> **WRITTEN PROBLEM**: Without the pictures, repeat the listing character for character.

> **STORED DATA**:
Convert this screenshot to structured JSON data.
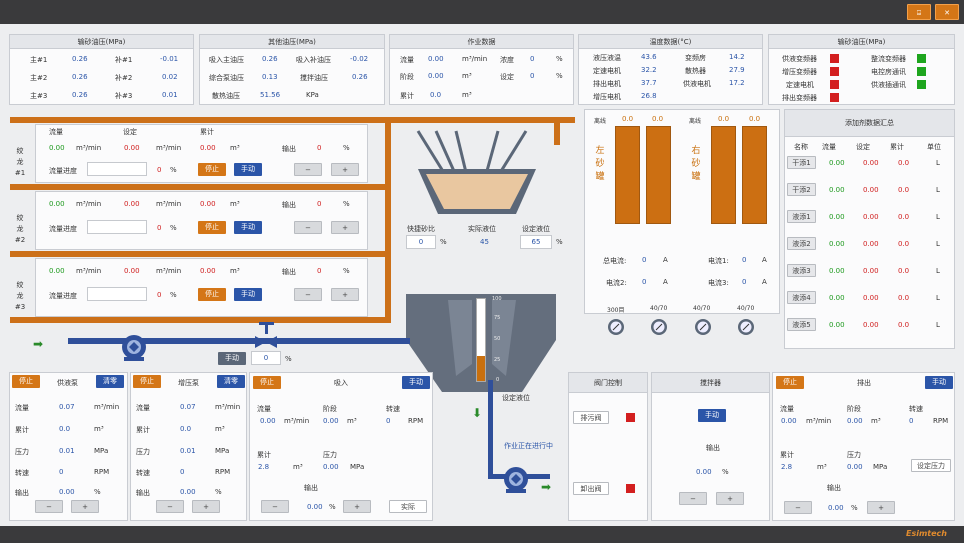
{
  "window": {
    "exit_glyph": "⍈",
    "close_glyph": "✕",
    "brand": "Esimtech"
  },
  "sand_pressure": {
    "title": "输砂油压(MPa)",
    "r1": [
      "主#1",
      "0.26",
      "补#1",
      "-0.01"
    ],
    "r2": [
      "主#2",
      "0.26",
      "补#2",
      "0.02"
    ],
    "r3": [
      "主#3",
      "0.26",
      "补#3",
      "0.01"
    ]
  },
  "other_pressure": {
    "title": "其他油压(MPa)",
    "r1": [
      "吸入主油压",
      "0.26",
      "吸入补油压",
      "-0.02"
    ],
    "r2": [
      "综合泵油压",
      "0.13",
      "搅拌油压",
      "0.26"
    ],
    "r3": [
      "散热油压",
      "51.56",
      "KPa"
    ]
  },
  "work_data": {
    "title": "作业数据",
    "r1": [
      "流量",
      "0.00",
      "m³/min",
      "浓度",
      "0",
      "%"
    ],
    "r2": [
      "阶段",
      "0.00",
      "m³",
      "设定",
      "0",
      "%"
    ],
    "r3": [
      "累计",
      "0.0",
      "m³"
    ]
  },
  "temp_data": {
    "title": "温度数据(°C)",
    "r1": [
      "液压液温",
      "43.6",
      "变频房",
      "14.2"
    ],
    "r2": [
      "定速电机",
      "32.2",
      "散热器",
      "27.9"
    ],
    "r3": [
      "排出电机",
      "37.7",
      "供液电机",
      "17.2"
    ],
    "r4": [
      "增压电机",
      "26.8"
    ]
  },
  "sand_status": {
    "title": "输砂油压(MPa)",
    "l": [
      "供液变频器",
      "增压变频器",
      "定速电机",
      "排出变频器"
    ],
    "rt": [
      "整流变频器",
      "电控房通讯",
      "供液插通讯"
    ]
  },
  "colors": {
    "red_led": "#d31f1f",
    "green_led": "#1ea51e",
    "pipe": "#cc7019",
    "water": "#2f4f9a"
  },
  "augers": [
    {
      "name": [
        "绞",
        "龙",
        "#1"
      ],
      "h_flow": "流量",
      "h_set": "设定",
      "h_acc": "累计",
      "flow": "0.00",
      "flow_u": "m³/min",
      "set": "0.00",
      "set_u": "m³/min",
      "acc": "0.00",
      "acc_u": "m³",
      "out_l": "输出",
      "out": "0",
      "out_u": "%",
      "prog_l": "流量进度",
      "prog": "0",
      "prog_u": "%",
      "stop": "停止",
      "manual": "手动",
      "minus": "−",
      "plus": "+"
    },
    {
      "name": [
        "绞",
        "龙",
        "#2"
      ],
      "flow": "0.00",
      "flow_u": "m³/min",
      "set": "0.00",
      "set_u": "m³/min",
      "acc": "0.00",
      "acc_u": "m³",
      "out_l": "输出",
      "out": "0",
      "out_u": "%",
      "prog_l": "流量进度",
      "prog": "0",
      "prog_u": "%",
      "stop": "停止",
      "manual": "手动",
      "minus": "−",
      "plus": "+"
    },
    {
      "name": [
        "绞",
        "龙",
        "#3"
      ],
      "flow": "0.00",
      "flow_u": "m³/min",
      "set": "0.00",
      "set_u": "m³/min",
      "acc": "0.00",
      "acc_u": "m³",
      "out_l": "输出",
      "out": "0",
      "out_u": "%",
      "prog_l": "流量进度",
      "prog": "0",
      "prog_u": "%",
      "stop": "停止",
      "manual": "手动",
      "minus": "−",
      "plus": "+"
    }
  ],
  "hopper": {
    "fast_l": "快捷砂比",
    "fast": "0",
    "fast_u": "%",
    "real_l": "实际液位",
    "real": "45",
    "set_l": "设定液位",
    "set": "65",
    "set_u": "%",
    "ticks": [
      "100",
      "75",
      "50",
      "25",
      "0"
    ],
    "level": 0.3,
    "set_level_l": "设定液位",
    "status": "作业正在进行中"
  },
  "valve": {
    "manual": "手动",
    "val": "0",
    "unit": "%"
  },
  "sand_tanks": {
    "left": [
      "左",
      "砂",
      "罐"
    ],
    "right": [
      "右",
      "砂",
      "罐"
    ],
    "rl": [
      "离线",
      "离线"
    ],
    "vals": [
      "0.0",
      "0.0",
      "0.0",
      "0.0"
    ],
    "total_i": "总电流:",
    "ti": "0",
    "a": "A",
    "i2": "电流2:",
    "i2v": "0",
    "i1": "电流1:",
    "i1v": "0",
    "i3": "电流3:",
    "i3v": "0",
    "gauges": [
      "300目",
      "40/70",
      "40/70",
      "40/70"
    ]
  },
  "additive": {
    "title": "添加剂数据汇总",
    "cols": [
      "名称",
      "流量",
      "设定",
      "累计",
      "单位"
    ],
    "rows": [
      [
        "干添1",
        "0.00",
        "0.00",
        "0.0",
        "L"
      ],
      [
        "干添2",
        "0.00",
        "0.00",
        "0.0",
        "L"
      ],
      [
        "液添1",
        "0.00",
        "0.00",
        "0.0",
        "L"
      ],
      [
        "液添2",
        "0.00",
        "0.00",
        "0.0",
        "L"
      ],
      [
        "液添3",
        "0.00",
        "0.00",
        "0.0",
        "L"
      ],
      [
        "液添4",
        "0.00",
        "0.00",
        "0.0",
        "L"
      ],
      [
        "液添5",
        "0.00",
        "0.00",
        "0.0",
        "L"
      ]
    ]
  },
  "supply": {
    "stop": "停止",
    "title": "供液泵",
    "clear": "清零",
    "flow_l": "流量",
    "flow": "0.07",
    "flow_u": "m³/min",
    "acc_l": "累计",
    "acc": "0.0",
    "acc_u": "m³",
    "pres_l": "压力",
    "pres": "0.01",
    "pres_u": "MPa",
    "rpm_l": "转速",
    "rpm": "0",
    "rpm_u": "RPM",
    "out_l": "输出",
    "out": "0.00",
    "out_u": "%"
  },
  "boost": {
    "stop": "停止",
    "title": "增压泵",
    "clear": "清零",
    "flow_l": "流量",
    "flow": "0.07",
    "flow_u": "m³/min",
    "acc_l": "累计",
    "acc": "0.0",
    "acc_u": "m³",
    "pres_l": "压力",
    "pres": "0.01",
    "pres_u": "MPa",
    "rpm_l": "转速",
    "rpm": "0",
    "rpm_u": "RPM",
    "out_l": "输出",
    "out": "0.00",
    "out_u": "%"
  },
  "suction": {
    "stop": "停止",
    "title": "吸入",
    "manual": "手动",
    "flow_l": "流量",
    "flow": "0.00",
    "flow_u": "m³/min",
    "stage_l": "阶段",
    "stage": "0.00",
    "stage_u": "m³",
    "rpm_l": "转速",
    "rpm": "0",
    "rpm_u": "RPM",
    "acc_l": "累计",
    "acc": "2.8",
    "acc_u": "m³",
    "pres_l": "压力",
    "pres": "0.00",
    "pres_u": "MPa",
    "out_l": "输出",
    "out": "0.00",
    "out_u": "%",
    "real": "实际"
  },
  "valves": {
    "title": "阀门控制",
    "v1": "排污阀",
    "v2": "卸出阀"
  },
  "mixer": {
    "title": "搅拌器",
    "manual": "手动",
    "out_l": "输出",
    "out": "0.00",
    "out_u": "%"
  },
  "discharge": {
    "stop": "停止",
    "title": "排出",
    "manual": "手动",
    "flow_l": "流量",
    "flow": "0.00",
    "flow_u": "m³/min",
    "stage_l": "阶段",
    "stage": "0.00",
    "stage_u": "m³",
    "rpm_l": "转速",
    "rpm": "0",
    "rpm_u": "RPM",
    "acc_l": "累计",
    "acc": "2.8",
    "acc_u": "m³",
    "pres_l": "压力",
    "pres": "0.00",
    "pres_u": "MPa",
    "set_p": "设定压力",
    "out_l": "输出",
    "out": "0.00",
    "out_u": "%"
  }
}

> **EXERCISE ANSWER**:
Convert this screenshot to structured JSON data.
{
  "window": {
    "exit_glyph": "⍈",
    "close_glyph": "✕",
    "brand": "Esimtech"
  },
  "sand_pressure": {
    "title": "输砂油压(MPa)",
    "r1": [
      "主#1",
      "0.26",
      "补#1",
      "-0.01"
    ],
    "r2": [
      "主#2",
      "0.26",
      "补#2",
      "0.02"
    ],
    "r3": [
      "主#3",
      "0.26",
      "补#3",
      "0.01"
    ]
  },
  "other_pressure": {
    "title": "其他油压(MPa)",
    "r1": [
      "吸入主油压",
      "0.26",
      "吸入补油压",
      "-0.02"
    ],
    "r2": [
      "综合泵油压",
      "0.13",
      "搅拌油压",
      "0.26"
    ],
    "r3": [
      "散热油压",
      "51.56",
      "KPa"
    ]
  },
  "work_data": {
    "title": "作业数据",
    "r1": [
      "流量",
      "0.00",
      "m³/min",
      "浓度",
      "0",
      "%"
    ],
    "r2": [
      "阶段",
      "0.00",
      "m³",
      "设定",
      "0",
      "%"
    ],
    "r3": [
      "累计",
      "0.0",
      "m³"
    ]
  },
  "temp_data": {
    "title": "温度数据(°C)",
    "r1": [
      "液压液温",
      "43.6",
      "变频房",
      "14.2"
    ],
    "r2": [
      "定速电机",
      "32.2",
      "散热器",
      "27.9"
    ],
    "r3": [
      "排出电机",
      "37.7",
      "供液电机",
      "17.2"
    ],
    "r4": [
      "增压电机",
      "26.8"
    ]
  },
  "sand_status": {
    "title": "输砂油压(MPa)",
    "l": [
      "供液变频器",
      "增压变频器",
      "定速电机",
      "排出变频器"
    ],
    "rt": [
      "整流变频器",
      "电控房通讯",
      "供液插通讯"
    ]
  },
  "colors": {
    "red_led": "#d31f1f",
    "green_led": "#1ea51e",
    "pipe": "#cc7019",
    "water": "#2f4f9a"
  },
  "augers": [
    {
      "name": [
        "绞",
        "龙",
        "#1"
      ],
      "h_flow": "流量",
      "h_set": "设定",
      "h_acc": "累计",
      "flow": "0.00",
      "flow_u": "m³/min",
      "set": "0.00",
      "set_u": "m³/min",
      "acc": "0.00",
      "acc_u": "m³",
      "out_l": "输出",
      "out": "0",
      "out_u": "%",
      "prog_l": "流量进度",
      "prog": "0",
      "prog_u": "%",
      "stop": "停止",
      "manual": "手动",
      "minus": "−",
      "plus": "+"
    },
    {
      "name": [
        "绞",
        "龙",
        "#2"
      ],
      "flow": "0.00",
      "flow_u": "m³/min",
      "set": "0.00",
      "set_u": "m³/min",
      "acc": "0.00",
      "acc_u": "m³",
      "out_l": "输出",
      "out": "0",
      "out_u": "%",
      "prog_l": "流量进度",
      "prog": "0",
      "prog_u": "%",
      "stop": "停止",
      "manual": "手动",
      "minus": "−",
      "plus": "+"
    },
    {
      "name": [
        "绞",
        "龙",
        "#3"
      ],
      "flow": "0.00",
      "flow_u": "m³/min",
      "set": "0.00",
      "set_u": "m³/min",
      "acc": "0.00",
      "acc_u": "m³",
      "out_l": "输出",
      "out": "0",
      "out_u": "%",
      "prog_l": "流量进度",
      "prog": "0",
      "prog_u": "%",
      "stop": "停止",
      "manual": "手动",
      "minus": "−",
      "plus": "+"
    }
  ],
  "hopper": {
    "fast_l": "快捷砂比",
    "fast": "0",
    "fast_u": "%",
    "real_l": "实际液位",
    "real": "45",
    "set_l": "设定液位",
    "set": "65",
    "set_u": "%",
    "ticks": [
      "100",
      "75",
      "50",
      "25",
      "0"
    ],
    "level": 0.3,
    "set_level_l": "设定液位",
    "status": "作业正在进行中"
  },
  "valve": {
    "manual": "手动",
    "val": "0",
    "unit": "%"
  },
  "sand_tanks": {
    "left": [
      "左",
      "砂",
      "罐"
    ],
    "right": [
      "右",
      "砂",
      "罐"
    ],
    "rl": [
      "离线",
      "离线"
    ],
    "vals": [
      "0.0",
      "0.0",
      "0.0",
      "0.0"
    ],
    "total_i": "总电流:",
    "ti": "0",
    "a": "A",
    "i2": "电流2:",
    "i2v": "0",
    "i1": "电流1:",
    "i1v": "0",
    "i3": "电流3:",
    "i3v": "0",
    "gauges": [
      "300目",
      "40/70",
      "40/70",
      "40/70"
    ]
  },
  "additive": {
    "title": "添加剂数据汇总",
    "cols": [
      "名称",
      "流量",
      "设定",
      "累计",
      "单位"
    ],
    "rows": [
      [
        "干添1",
        "0.00",
        "0.00",
        "0.0",
        "L"
      ],
      [
        "干添2",
        "0.00",
        "0.00",
        "0.0",
        "L"
      ],
      [
        "液添1",
        "0.00",
        "0.00",
        "0.0",
        "L"
      ],
      [
        "液添2",
        "0.00",
        "0.00",
        "0.0",
        "L"
      ],
      [
        "液添3",
        "0.00",
        "0.00",
        "0.0",
        "L"
      ],
      [
        "液添4",
        "0.00",
        "0.00",
        "0.0",
        "L"
      ],
      [
        "液添5",
        "0.00",
        "0.00",
        "0.0",
        "L"
      ]
    ]
  },
  "supply": {
    "stop": "停止",
    "title": "供液泵",
    "clear": "清零",
    "flow_l": "流量",
    "flow": "0.07",
    "flow_u": "m³/min",
    "acc_l": "累计",
    "acc": "0.0",
    "acc_u": "m³",
    "pres_l": "压力",
    "pres": "0.01",
    "pres_u": "MPa",
    "rpm_l": "转速",
    "rpm": "0",
    "rpm_u": "RPM",
    "out_l": "输出",
    "out": "0.00",
    "out_u": "%"
  },
  "boost": {
    "stop": "停止",
    "title": "增压泵",
    "clear": "清零",
    "flow_l": "流量",
    "flow": "0.07",
    "flow_u": "m³/min",
    "acc_l": "累计",
    "acc": "0.0",
    "acc_u": "m³",
    "pres_l": "压力",
    "pres": "0.01",
    "pres_u": "MPa",
    "rpm_l": "转速",
    "rpm": "0",
    "rpm_u": "RPM",
    "out_l": "输出",
    "out": "0.00",
    "out_u": "%"
  },
  "suction": {
    "stop": "停止",
    "title": "吸入",
    "manual": "手动",
    "flow_l": "流量",
    "flow": "0.00",
    "flow_u": "m³/min",
    "stage_l": "阶段",
    "stage": "0.00",
    "stage_u": "m³",
    "rpm_l": "转速",
    "rpm": "0",
    "rpm_u": "RPM",
    "acc_l": "累计",
    "acc": "2.8",
    "acc_u": "m³",
    "pres_l": "压力",
    "pres": "0.00",
    "pres_u": "MPa",
    "out_l": "输出",
    "out": "0.00",
    "out_u": "%",
    "real": "实际"
  },
  "valves": {
    "title": "阀门控制",
    "v1": "排污阀",
    "v2": "卸出阀"
  },
  "mixer": {
    "title": "搅拌器",
    "manual": "手动",
    "out_l": "输出",
    "out": "0.00",
    "out_u": "%"
  },
  "discharge": {
    "stop": "停止",
    "title": "排出",
    "manual": "手动",
    "flow_l": "流量",
    "flow": "0.00",
    "flow_u": "m³/min",
    "stage_l": "阶段",
    "stage": "0.00",
    "stage_u": "m³",
    "rpm_l": "转速",
    "rpm": "0",
    "rpm_u": "RPM",
    "acc_l": "累计",
    "acc": "2.8",
    "acc_u": "m³",
    "pres_l": "压力",
    "pres": "0.00",
    "pres_u": "MPa",
    "set_p": "设定压力",
    "out_l": "输出",
    "out": "0.00",
    "out_u": "%"
  }
}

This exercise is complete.